■ EXTRACTED TEXT:
- Official name: Barragem Três Irmãos
- Country: Brazil
- Location: Pereira Barreto, São Paulo
- Coordinates: 20°39′56.29″S 51°18′5.19″W﻿ / ﻿20.6656361°S 51.3014417°W
- Purpose: Power, navigation
- Status: Operational
- Opening date: 1991; 35 years ago

Dam and spillways
- Type of dam: Embankment with gravity sections
- Impounds: Tietê River
- Height: 82 m (269 ft)
- Length: 3,640 m (11,940 ft)

Reservoir
- Creates: Três Irmãos Reservoir
- Total capacity: 13,373,000,000 m^{3} (10,842,000 acre⋅ft)
- Active capacity: 3,450,000,000 m^{3} (2,800,000 acre⋅ft)
- Inactive capacity: 9,923,000,000 m^{3} (8,045,000 acre⋅ft)
- Catchment area: 699,000 km^{2} (270,000 sq mi)
- Surface area: 785 km^{2} (303 sq mi)
- Normal elevation: 328 m (1,076 ft)

Power Station
- Operator: Companhia Energética de São Paulo (CESP)
- Commission date: 1993-1999
- Type: Conventional
- Turbines: 5 x 161.5 MW (216,600 hp) Francis-type
- Installed capacity: 807.5 MW (1,082,900 hp)

= Três Irmãos Dam =

The Três Irmãos Dam is an embankment dam with gravity sections on the Tietê River in Pereira Barreto of São Paulo state in Brazil. The dam is about 28 km upstream of the river's confluence with the Paraná River. It supports the largest hydroelectric power station on the river with an installed capacity of 807.5 MW. The dam was completed in 1991 and the five 161.5 MW Francis turbine-generators were commissioned between November 1993 and January 1999. It is owned and operated by Companhia Energética de São Paulo (CESP). The dam also provides for navigation with two ship locks.

■ EXERCISE:
Please summarize the Três Irmãos Dam text in three sentences. The listing that comes after this text is from a separate source.

■ EXTRACTED DATA:

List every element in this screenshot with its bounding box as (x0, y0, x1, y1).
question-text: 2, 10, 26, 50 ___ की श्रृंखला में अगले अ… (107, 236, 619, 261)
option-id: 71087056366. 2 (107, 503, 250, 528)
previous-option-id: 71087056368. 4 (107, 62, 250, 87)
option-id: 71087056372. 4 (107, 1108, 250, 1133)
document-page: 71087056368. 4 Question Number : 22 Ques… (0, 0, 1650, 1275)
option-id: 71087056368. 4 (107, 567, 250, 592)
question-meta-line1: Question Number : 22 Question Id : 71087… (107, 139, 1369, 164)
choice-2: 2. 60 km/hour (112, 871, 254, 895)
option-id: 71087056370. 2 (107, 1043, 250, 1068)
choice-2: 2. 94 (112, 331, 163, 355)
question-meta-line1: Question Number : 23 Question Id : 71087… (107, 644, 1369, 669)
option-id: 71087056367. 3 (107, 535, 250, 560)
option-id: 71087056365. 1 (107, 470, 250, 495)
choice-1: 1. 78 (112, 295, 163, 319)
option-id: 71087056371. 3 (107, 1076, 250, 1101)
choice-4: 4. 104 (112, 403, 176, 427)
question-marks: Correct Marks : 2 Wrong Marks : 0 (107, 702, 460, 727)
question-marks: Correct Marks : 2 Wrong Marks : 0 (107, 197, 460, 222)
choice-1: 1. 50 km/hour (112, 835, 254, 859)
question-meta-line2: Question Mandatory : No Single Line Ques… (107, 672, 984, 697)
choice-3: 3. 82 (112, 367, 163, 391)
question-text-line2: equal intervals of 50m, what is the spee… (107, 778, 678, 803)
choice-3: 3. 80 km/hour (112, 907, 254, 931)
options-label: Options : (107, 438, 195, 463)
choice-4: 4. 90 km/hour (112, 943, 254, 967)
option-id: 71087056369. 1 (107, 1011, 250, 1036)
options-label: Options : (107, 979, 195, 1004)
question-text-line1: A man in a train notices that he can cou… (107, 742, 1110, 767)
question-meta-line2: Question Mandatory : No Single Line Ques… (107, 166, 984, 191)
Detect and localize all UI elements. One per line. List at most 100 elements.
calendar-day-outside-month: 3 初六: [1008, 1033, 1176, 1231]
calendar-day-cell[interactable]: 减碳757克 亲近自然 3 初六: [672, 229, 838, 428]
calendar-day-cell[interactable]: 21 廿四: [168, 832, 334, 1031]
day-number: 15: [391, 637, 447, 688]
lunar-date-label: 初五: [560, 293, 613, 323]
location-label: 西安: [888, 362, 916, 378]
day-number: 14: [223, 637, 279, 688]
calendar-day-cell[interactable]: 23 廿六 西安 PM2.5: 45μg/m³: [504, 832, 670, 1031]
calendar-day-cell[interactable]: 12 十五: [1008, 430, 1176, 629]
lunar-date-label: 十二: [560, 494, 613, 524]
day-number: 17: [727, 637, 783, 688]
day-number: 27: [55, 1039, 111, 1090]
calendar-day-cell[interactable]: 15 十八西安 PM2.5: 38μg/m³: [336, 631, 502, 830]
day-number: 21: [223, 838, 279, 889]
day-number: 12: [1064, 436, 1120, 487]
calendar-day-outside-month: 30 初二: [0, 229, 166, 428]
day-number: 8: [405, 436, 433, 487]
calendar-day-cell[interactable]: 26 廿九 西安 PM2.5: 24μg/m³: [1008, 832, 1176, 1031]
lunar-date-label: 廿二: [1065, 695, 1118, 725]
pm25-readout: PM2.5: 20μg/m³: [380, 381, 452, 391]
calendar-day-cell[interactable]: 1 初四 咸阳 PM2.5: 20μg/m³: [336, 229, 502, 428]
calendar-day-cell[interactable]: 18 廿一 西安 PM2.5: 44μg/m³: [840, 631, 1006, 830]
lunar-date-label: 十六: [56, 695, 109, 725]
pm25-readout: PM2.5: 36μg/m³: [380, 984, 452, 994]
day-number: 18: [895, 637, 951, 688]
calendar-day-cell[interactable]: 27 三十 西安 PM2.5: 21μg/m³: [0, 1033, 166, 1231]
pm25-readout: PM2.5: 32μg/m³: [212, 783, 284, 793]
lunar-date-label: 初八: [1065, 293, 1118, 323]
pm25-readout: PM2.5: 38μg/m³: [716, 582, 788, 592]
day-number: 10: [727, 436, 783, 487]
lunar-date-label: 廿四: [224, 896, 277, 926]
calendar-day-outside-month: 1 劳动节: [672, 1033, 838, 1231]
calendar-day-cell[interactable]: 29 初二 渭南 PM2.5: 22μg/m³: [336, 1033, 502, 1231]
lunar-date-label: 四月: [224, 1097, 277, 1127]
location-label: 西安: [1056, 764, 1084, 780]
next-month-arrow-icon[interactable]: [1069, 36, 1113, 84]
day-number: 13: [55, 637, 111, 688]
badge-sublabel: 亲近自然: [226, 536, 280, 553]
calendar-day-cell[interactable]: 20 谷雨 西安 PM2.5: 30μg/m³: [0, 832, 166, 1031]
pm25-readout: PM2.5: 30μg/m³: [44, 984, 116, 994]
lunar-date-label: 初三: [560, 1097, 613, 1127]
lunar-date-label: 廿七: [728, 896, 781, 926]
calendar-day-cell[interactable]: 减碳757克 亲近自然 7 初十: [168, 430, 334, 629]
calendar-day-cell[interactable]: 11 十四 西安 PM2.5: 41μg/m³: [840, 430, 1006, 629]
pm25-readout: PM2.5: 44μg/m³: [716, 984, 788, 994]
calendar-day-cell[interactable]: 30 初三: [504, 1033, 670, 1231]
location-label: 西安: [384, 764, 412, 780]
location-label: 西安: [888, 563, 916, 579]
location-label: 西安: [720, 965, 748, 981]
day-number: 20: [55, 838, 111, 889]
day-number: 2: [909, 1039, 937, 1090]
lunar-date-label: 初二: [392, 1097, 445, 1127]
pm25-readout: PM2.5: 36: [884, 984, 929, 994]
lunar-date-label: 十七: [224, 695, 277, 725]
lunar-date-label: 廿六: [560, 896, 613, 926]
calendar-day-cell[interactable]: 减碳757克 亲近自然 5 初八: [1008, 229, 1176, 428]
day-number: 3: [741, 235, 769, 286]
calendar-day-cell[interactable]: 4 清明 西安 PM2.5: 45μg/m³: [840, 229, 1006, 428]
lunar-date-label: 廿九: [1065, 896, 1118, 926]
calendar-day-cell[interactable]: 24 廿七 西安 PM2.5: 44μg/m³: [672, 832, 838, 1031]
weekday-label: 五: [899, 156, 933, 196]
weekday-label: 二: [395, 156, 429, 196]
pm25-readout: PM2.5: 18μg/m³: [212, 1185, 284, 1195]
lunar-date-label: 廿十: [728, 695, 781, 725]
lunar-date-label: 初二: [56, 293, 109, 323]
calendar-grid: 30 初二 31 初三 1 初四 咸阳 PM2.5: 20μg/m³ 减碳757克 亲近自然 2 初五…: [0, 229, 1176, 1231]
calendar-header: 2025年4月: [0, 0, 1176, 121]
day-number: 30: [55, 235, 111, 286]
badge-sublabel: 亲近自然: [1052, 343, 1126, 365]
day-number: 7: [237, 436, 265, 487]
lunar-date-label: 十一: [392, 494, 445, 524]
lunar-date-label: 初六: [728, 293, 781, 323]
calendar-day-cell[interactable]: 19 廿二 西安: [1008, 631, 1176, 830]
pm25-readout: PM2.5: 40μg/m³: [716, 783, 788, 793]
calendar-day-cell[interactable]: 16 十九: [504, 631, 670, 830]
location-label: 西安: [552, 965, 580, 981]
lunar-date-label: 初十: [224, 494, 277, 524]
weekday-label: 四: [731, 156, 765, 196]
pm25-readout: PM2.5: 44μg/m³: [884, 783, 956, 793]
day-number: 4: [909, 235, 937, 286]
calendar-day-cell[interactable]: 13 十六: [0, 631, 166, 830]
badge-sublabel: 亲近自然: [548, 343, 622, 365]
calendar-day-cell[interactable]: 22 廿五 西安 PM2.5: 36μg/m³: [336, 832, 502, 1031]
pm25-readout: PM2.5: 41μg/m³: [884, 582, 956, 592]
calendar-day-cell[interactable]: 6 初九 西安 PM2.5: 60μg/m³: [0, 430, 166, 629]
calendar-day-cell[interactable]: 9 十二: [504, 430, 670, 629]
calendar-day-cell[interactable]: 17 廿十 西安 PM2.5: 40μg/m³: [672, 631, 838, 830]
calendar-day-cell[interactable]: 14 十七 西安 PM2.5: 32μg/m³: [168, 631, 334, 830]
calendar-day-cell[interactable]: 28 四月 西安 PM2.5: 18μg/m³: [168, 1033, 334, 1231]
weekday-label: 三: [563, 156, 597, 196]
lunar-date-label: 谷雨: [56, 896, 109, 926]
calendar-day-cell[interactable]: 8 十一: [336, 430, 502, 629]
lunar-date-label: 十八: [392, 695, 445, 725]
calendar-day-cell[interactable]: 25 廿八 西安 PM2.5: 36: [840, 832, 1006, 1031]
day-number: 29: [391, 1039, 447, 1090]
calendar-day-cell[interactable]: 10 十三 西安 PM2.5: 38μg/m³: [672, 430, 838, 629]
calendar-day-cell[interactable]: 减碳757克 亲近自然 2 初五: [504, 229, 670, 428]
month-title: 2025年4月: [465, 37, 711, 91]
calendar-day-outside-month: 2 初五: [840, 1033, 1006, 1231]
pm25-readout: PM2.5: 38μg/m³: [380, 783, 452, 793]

■ WRITTEN RESPONSE:
The Três Irmãos Dam is an embankment dam with gravity sections on the Tietê River in Pereira Barreto, São Paulo state, Brazil, about 28 km upstream of the river's confluence with the Paraná River. Completed in 1991 and owned and operated by Companhia Energética de São Paulo (CESP), it supports the river's largest hydroelectric power station, with an installed capacity of 807.5 MW from five 161.5 MW Francis turbine-generators commissioned between November 1993 and January 1999. The dam also provides for navigation with two ship locks.